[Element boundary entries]

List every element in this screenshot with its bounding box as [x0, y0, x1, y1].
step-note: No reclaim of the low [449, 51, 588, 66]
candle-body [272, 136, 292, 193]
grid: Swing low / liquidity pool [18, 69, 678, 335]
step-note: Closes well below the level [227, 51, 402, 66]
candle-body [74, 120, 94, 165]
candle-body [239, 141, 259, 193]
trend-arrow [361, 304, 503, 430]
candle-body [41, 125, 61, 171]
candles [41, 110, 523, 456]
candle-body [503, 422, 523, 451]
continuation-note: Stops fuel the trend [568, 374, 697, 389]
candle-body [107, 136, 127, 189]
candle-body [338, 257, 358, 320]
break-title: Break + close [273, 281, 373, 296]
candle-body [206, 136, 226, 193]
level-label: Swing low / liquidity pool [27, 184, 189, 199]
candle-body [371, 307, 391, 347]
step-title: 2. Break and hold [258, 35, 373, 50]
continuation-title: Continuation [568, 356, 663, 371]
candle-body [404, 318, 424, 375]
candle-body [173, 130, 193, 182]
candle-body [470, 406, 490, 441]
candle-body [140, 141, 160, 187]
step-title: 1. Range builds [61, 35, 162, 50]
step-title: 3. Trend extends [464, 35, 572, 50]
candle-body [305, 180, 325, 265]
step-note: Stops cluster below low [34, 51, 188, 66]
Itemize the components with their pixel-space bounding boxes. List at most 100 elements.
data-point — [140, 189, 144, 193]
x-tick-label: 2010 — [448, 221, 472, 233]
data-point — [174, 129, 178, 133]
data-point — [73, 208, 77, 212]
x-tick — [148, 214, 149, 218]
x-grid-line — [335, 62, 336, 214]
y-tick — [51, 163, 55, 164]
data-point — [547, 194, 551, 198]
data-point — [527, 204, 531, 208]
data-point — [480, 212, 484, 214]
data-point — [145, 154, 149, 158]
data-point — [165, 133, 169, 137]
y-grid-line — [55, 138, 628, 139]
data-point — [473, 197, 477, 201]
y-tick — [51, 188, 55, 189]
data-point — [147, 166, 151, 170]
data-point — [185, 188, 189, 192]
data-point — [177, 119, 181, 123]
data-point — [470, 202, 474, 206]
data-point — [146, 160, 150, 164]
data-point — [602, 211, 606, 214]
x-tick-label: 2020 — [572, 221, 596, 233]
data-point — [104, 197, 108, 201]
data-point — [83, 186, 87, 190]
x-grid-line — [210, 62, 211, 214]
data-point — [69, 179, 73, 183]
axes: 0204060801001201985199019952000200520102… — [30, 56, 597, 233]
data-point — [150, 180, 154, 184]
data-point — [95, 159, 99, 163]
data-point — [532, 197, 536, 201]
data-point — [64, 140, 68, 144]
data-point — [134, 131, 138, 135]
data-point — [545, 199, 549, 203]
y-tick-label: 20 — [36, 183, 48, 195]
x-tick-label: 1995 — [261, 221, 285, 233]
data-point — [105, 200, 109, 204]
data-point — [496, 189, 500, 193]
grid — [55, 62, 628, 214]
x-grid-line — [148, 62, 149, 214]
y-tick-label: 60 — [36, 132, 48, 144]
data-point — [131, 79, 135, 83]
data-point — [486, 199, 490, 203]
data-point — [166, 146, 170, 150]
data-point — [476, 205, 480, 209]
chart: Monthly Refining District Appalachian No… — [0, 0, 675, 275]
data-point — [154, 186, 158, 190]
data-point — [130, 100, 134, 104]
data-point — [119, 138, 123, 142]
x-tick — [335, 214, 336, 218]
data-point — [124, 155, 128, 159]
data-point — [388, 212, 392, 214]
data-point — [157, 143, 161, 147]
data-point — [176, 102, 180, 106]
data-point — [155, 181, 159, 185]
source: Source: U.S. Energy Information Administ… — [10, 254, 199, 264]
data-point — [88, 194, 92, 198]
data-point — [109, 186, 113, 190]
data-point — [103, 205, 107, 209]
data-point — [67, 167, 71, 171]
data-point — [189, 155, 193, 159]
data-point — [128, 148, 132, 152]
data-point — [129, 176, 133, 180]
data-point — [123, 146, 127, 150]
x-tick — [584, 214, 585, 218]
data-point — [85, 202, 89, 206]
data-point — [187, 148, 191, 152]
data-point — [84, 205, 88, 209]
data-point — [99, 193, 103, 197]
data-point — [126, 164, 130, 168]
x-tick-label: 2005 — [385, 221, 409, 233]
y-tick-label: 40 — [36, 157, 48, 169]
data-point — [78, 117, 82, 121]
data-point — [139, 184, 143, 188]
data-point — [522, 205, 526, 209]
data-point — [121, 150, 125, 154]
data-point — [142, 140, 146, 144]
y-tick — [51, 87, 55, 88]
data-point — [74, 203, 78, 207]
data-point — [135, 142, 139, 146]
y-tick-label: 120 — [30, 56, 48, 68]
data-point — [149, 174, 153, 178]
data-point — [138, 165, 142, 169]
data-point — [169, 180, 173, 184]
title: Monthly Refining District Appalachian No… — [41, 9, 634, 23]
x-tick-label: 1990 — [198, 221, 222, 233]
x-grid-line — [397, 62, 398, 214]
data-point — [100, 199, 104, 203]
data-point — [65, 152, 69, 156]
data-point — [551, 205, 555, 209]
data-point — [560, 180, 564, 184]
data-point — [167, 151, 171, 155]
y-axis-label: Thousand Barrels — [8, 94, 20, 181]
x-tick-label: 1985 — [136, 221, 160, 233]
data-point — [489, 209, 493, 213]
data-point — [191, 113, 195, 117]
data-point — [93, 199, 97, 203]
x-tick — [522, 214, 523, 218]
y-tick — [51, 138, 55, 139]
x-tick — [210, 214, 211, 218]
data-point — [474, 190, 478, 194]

_Task objective_. Format the entries as a Markdown table with columns "No." and "Entry Text," starting from the first entry up to and including the line with "x-tick-label: 2020 — [572, 221, 596, 233]". Leave out any blank lines.

_Exercise response_.
| No. | Entry Text |
|---|---|
| 1 | List every element in this screenshot with its bounding box as [x0, y0, x1, y1]. |
| 2 | step-note: No reclaim of the low [449, 51, 588, 66] |
| 3 | candle-body [272, 136, 292, 193] |
| 4 | grid: Swing low / liquidity pool [18, 69, 678, 335] |
| 5 | step-note: Closes well below the level [227, 51, 402, 66] |
| 6 | candle-body [74, 120, 94, 165] |
| 7 | candle-body [239, 141, 259, 193] |
| 8 | trend-arrow [361, 304, 503, 430] |
| 9 | candle-body [41, 125, 61, 171] |
| 10 | candles [41, 110, 523, 456] |
| 11 | candle-body [503, 422, 523, 451] |
| 12 | continuation-note: Stops fuel the trend [568, 374, 697, 389] |
| 13 | candle-body [107, 136, 127, 189] |
| 14 | candle-body [338, 257, 358, 320] |
| 15 | break-title: Break + close [273, 281, 373, 296] |
| 16 | candle-body [206, 136, 226, 193] |
| 17 | level-label: Swing low / liquidity pool [27, 184, 189, 199] |
| 18 | candle-body [371, 307, 391, 347] |
| 19 | step-title: 2. Break and hold [258, 35, 373, 50] |
| 20 | continuation-title: Continuation [568, 356, 663, 371] |
| 21 | candle-body [404, 318, 424, 375] |
| 22 | candle-body [173, 130, 193, 182] |
| 23 | candle-body [470, 406, 490, 441] |
| 24 | candle-body [140, 141, 160, 187] |
| 25 | step-title: 1. Range builds [61, 35, 162, 50] |
| 26 | step-title: 3. Trend extends [464, 35, 572, 50] |
| 27 | candle-body [305, 180, 325, 265] |
| 28 | step-note: Stops cluster below low [34, 51, 188, 66] |
| 29 | Itemize the components with their pixel-space bounding boxes. List at most 100 elements. |
| 30 | data-point — [140, 189, 144, 193] |
| 31 | x-tick-label: 2010 — [448, 221, 472, 233] |
| 32 | data-point — [174, 129, 178, 133] |
| 33 | data-point — [73, 208, 77, 212] |
| 34 | x-tick — [148, 214, 149, 218] |
| 35 | x-grid-line — [335, 62, 336, 214] |
| 36 | y-tick — [51, 163, 55, 164] |
| 37 | data-point — [547, 194, 551, 198] |
| 38 | data-point — [527, 204, 531, 208] |
| 39 | data-point — [480, 212, 484, 214] |
| 40 | data-point — [145, 154, 149, 158] |
| 41 | data-point — [165, 133, 169, 137] |
| 42 | y-grid-line — [55, 138, 628, 139] |
| 43 | data-point — [473, 197, 477, 201] |
| 44 | y-tick — [51, 188, 55, 189] |
| 45 | data-point — [147, 166, 151, 170] |
| 46 | data-point — [185, 188, 189, 192] |
| 47 | data-point — [177, 119, 181, 123] |
| 48 | data-point — [470, 202, 474, 206] |
| 49 | data-point — [146, 160, 150, 164] |
| 50 | data-point — [602, 211, 606, 214] |
| 51 | x-tick-label: 2020 — [572, 221, 596, 233] |